WHAT TO DO: Reproduce all the lines exactly as they stand, apart from the pictures.

THE DATA:
━━━

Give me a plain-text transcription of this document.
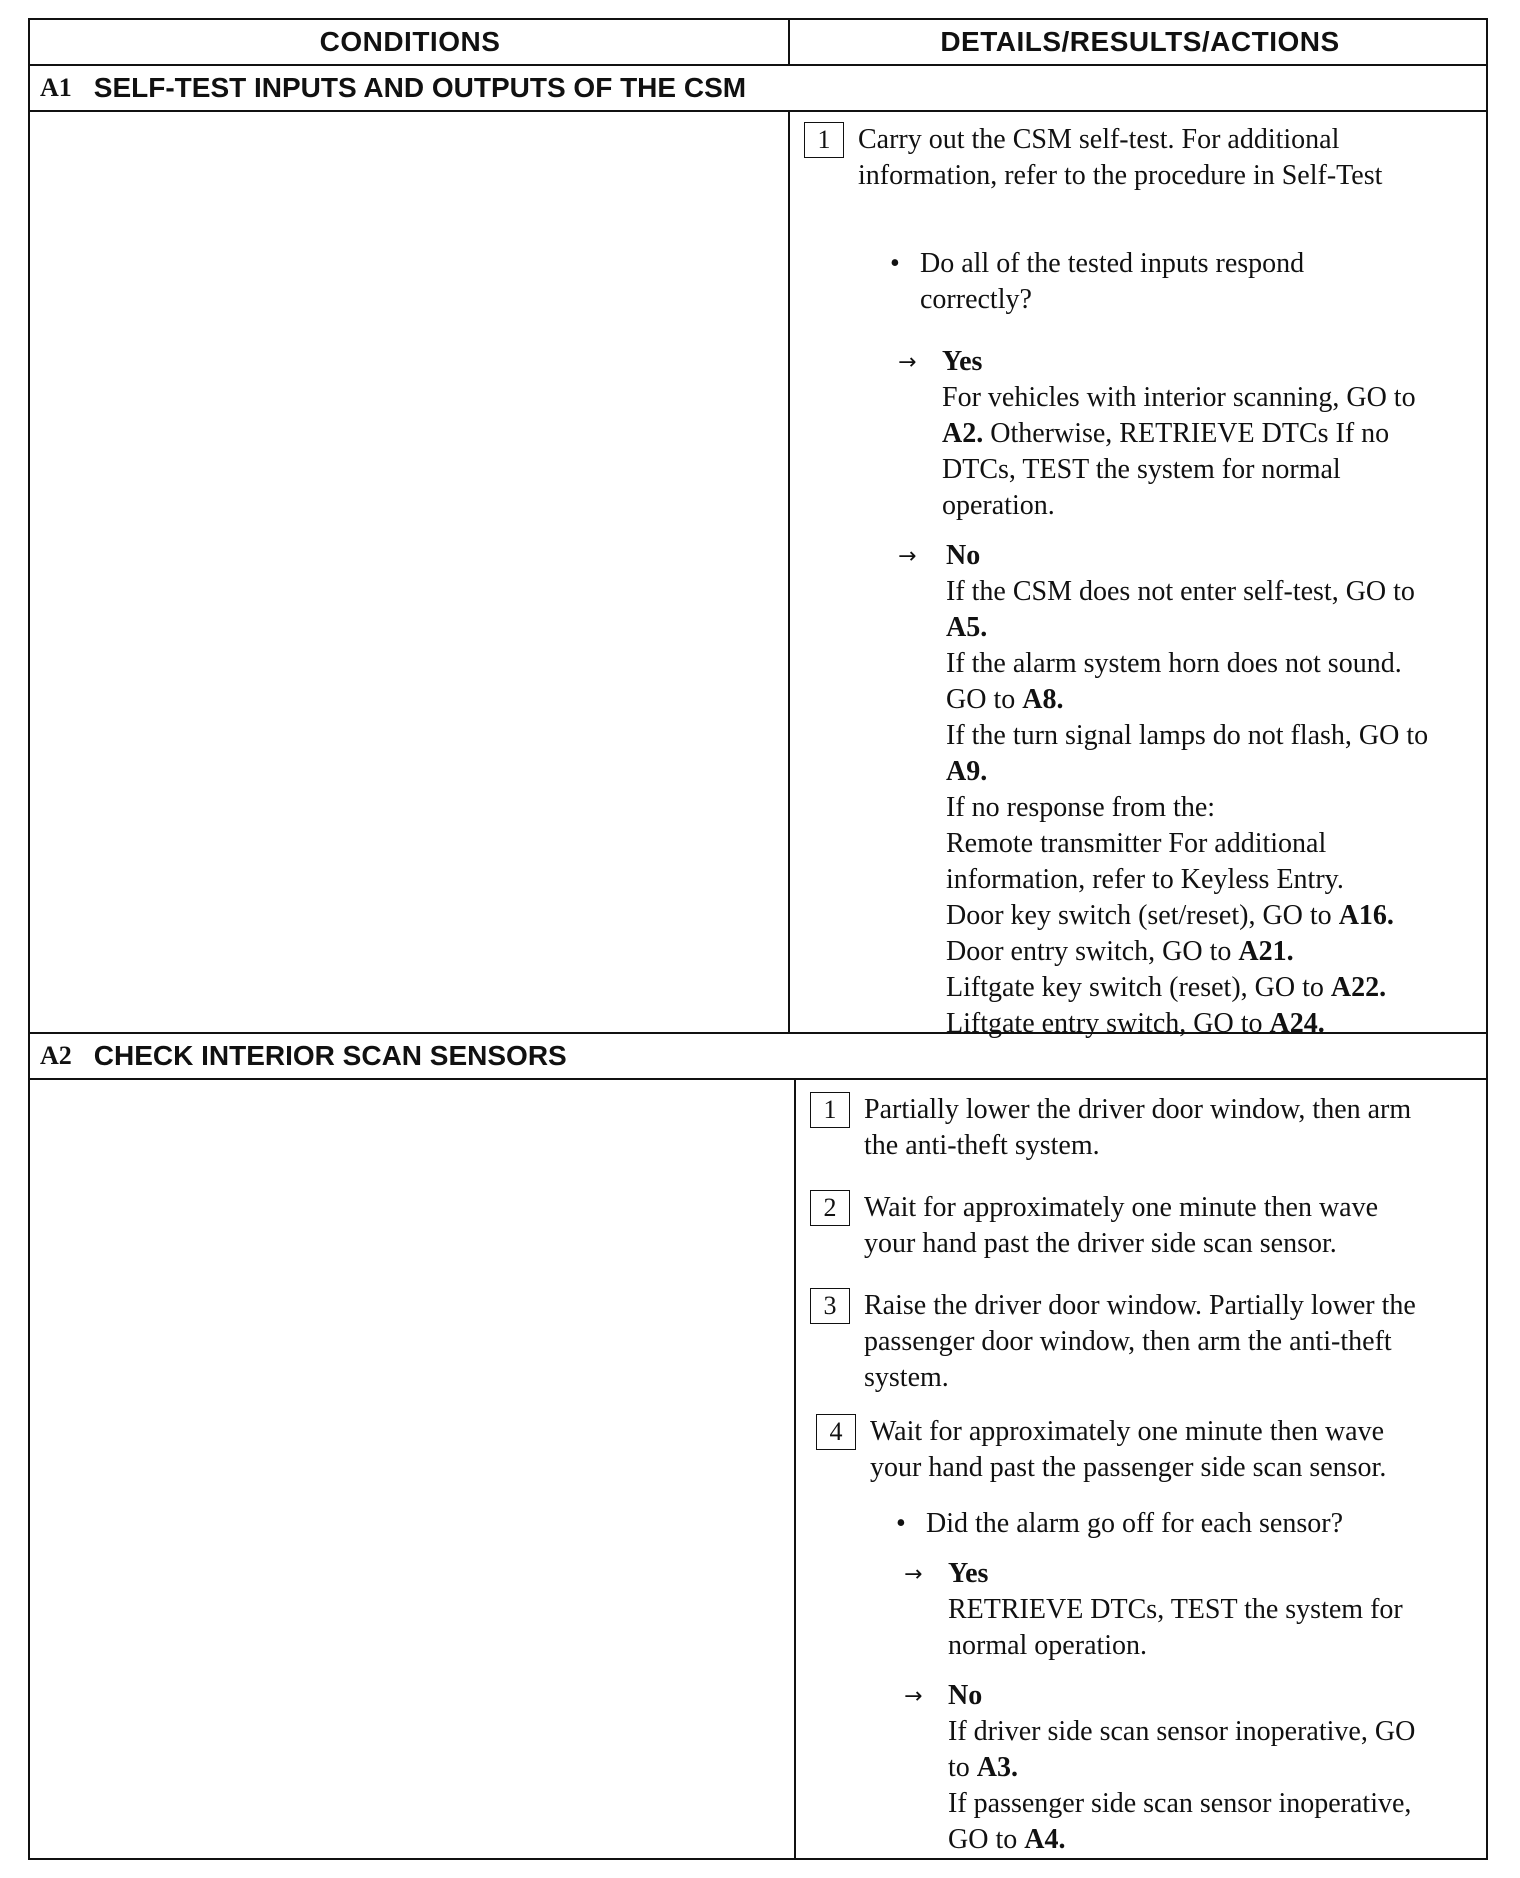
CONDITIONS	DETAILS/RESULTS/ACTIONS
A1 SELF-TEST INPUTS AND OUTPUTS OF THE CSM
1 Carry out the CSM self-test. For additional
information, refer to the procedure in Self-Test
• Do all of the tested inputs respond
correctly?
→ Yes
For vehicles with interior scanning, GO to
A2. Otherwise, RETRIEVE DTCs If no
DTCs, TEST the system for normal
operation.
→ No
If the CSM does not enter self-test, GO to
A5.
If the alarm system horn does not sound.
GO to A8.
If the turn signal lamps do not flash, GO to
A9.
If no response from the:
Remote transmitter For additional
information, refer to Keyless Entry.
Door key switch (set/reset), GO to A16.
Door entry switch, GO to A21.
Liftgate key switch (reset), GO to A22.
Liftgate entry switch, GO to A24.
A2 CHECK INTERIOR SCAN SENSORS
1 Partially lower the driver door window, then arm
the anti-theft system.
2 Wait for approximately one minute then wave
your hand past the driver side scan sensor.
3 Raise the driver door window. Partially lower the
passenger door window, then arm the anti-theft
system.
4 Wait for approximately one minute then wave
your hand past the passenger side scan sensor.
• Did the alarm go off for each sensor?
→ Yes
RETRIEVE DTCs, TEST the system for
normal operation.
→ No
If driver side scan sensor inoperative, GO
to A3.
If passenger side scan sensor inoperative,
GO to A4.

━━━

PROBLEM SOLUTION:
Give me a plain-text transcription of this document.
CONDITIONS	DETAILS/RESULTS/ACTIONS
A1 SELF-TEST INPUTS AND OUTPUTS OF THE CSM
1 Carry out the CSM self-test. For additional
information, refer to the procedure in Self-Test
• Do all of the tested inputs respond
correctly?
→ Yes
For vehicles with interior scanning, GO to
A2. Otherwise, RETRIEVE DTCs If no
DTCs, TEST the system for normal
operation.
→ No
If the CSM does not enter self-test, GO to
A5.
If the alarm system horn does not sound.
GO to A8.
If the turn signal lamps do not flash, GO to
A9.
If no response from the:
Remote transmitter For additional
information, refer to Keyless Entry.
Door key switch (set/reset), GO to A16.
Door entry switch, GO to A21.
Liftgate key switch (reset), GO to A22.
Liftgate entry switch, GO to A24.
A2 CHECK INTERIOR SCAN SENSORS
1 Partially lower the driver door window, then arm
the anti-theft system.
2 Wait for approximately one minute then wave
your hand past the driver side scan sensor.
3 Raise the driver door window. Partially lower the
passenger door window, then arm the anti-theft
system.
4 Wait for approximately one minute then wave
your hand past the passenger side scan sensor.
• Did the alarm go off for each sensor?
→ Yes
RETRIEVE DTCs, TEST the system for
normal operation.
→ No
If driver side scan sensor inoperative, GO
to A3.
If passenger side scan sensor inoperative,
GO to A4.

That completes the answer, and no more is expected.